- Document passage:
----
Rather, Booker was searching for a particularly ludicrous lie from a presidential administration that has told thousands. “There are lies about USAID, like, I don’t know, 5 million condoms going to Gaza or something outrageous,” he said. Considering the other outrageous things Trump has said about Gaza – such as his plan to “clean out” the strip to make room for luxury resorts – the remark felt trivializing.
The word “Gaza” came up once more, when the senator mentioned his “humanitarian and peace-building work” with the UN there.
It was not until hour 13, more than halfway through his oratorial marathon, that Booker engaged at any length with the subject of Israel and Palestine. This time it was not about the war, either. Instead, he was condemning the Trump administration’s attacks on free speech at universities and its summary deportation of legally resident foreign students who “espouse certain views on topics like Israel and Palestine”.
The senator recounted the abduction of Rumeysa Ozturk, the Turkish Tufts University graduate student who was surrounded on the street by masked plainclothes agents, handcuffed and hustled into an unmarked vehicle, then shipped to a hellish Louisiana detention center, where she faces deportation – all apparently because she co-wrote an op-ed in the student newspaper urging the college to divest from Israel. “Her arrest,” said Booker, “looks like a kidnapping that you might expect to see in Moscow rather than in the streets of Boston.” True.
Denouncing censorship, the senator self-censored. “Certain views on topics”: he neglected to specify which views. He didn’t say that punishment is being meted out exclusively to critics of Israel and never to its supporters, or that those supporters are supplying homeland security with the names of the critics – in other words, collaborating in the very violations of constitutional rights that he decries.
----
- Entries supplied:

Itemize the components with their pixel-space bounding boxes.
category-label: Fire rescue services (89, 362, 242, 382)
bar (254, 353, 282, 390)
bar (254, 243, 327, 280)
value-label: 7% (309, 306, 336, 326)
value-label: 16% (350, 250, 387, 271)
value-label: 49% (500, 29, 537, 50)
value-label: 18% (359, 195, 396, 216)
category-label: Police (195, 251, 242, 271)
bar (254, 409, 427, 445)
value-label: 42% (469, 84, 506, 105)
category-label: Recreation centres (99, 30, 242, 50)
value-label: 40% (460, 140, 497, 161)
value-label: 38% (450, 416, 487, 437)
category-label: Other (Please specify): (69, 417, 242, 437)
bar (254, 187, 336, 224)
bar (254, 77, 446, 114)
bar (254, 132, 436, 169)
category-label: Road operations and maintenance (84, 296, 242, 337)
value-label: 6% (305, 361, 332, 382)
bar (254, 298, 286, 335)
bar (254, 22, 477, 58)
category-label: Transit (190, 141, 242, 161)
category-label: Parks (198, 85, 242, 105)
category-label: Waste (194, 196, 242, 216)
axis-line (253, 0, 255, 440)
----
- Required actions:
- A) In the passage on Booker's speech, shorten the paragraph that begins "It was not until hour 13" and keep its main facts.
- B) Echo the part of the Booker passage starting with "Rather, Booker was" and going on through "remark felt trivializing.".

- Answers to this exercise:
- A) Booker didn't talk about Israel and Palestine at any length until hour 13, more than halfway through his speech. Even then he didn't talk about the war. Instead, he condemned the Trump administration's attacks on free speech at universities. He also condemned its summary deportation of legally resident foreign students who "espouse certain views on topics like Israel and Palestine".

- B)
Rather, Booker was searching for a particularly ludicrous lie from a presidential administration that has told thousands. “There are lies about USAID, like, I don’t know, 5 million condoms going to Gaza or something outrageous,” he said. Considering the other outrageous things Trump has said about Gaza – such as his plan to “clean out” the strip to make room for luxury resorts – the remark felt trivializing.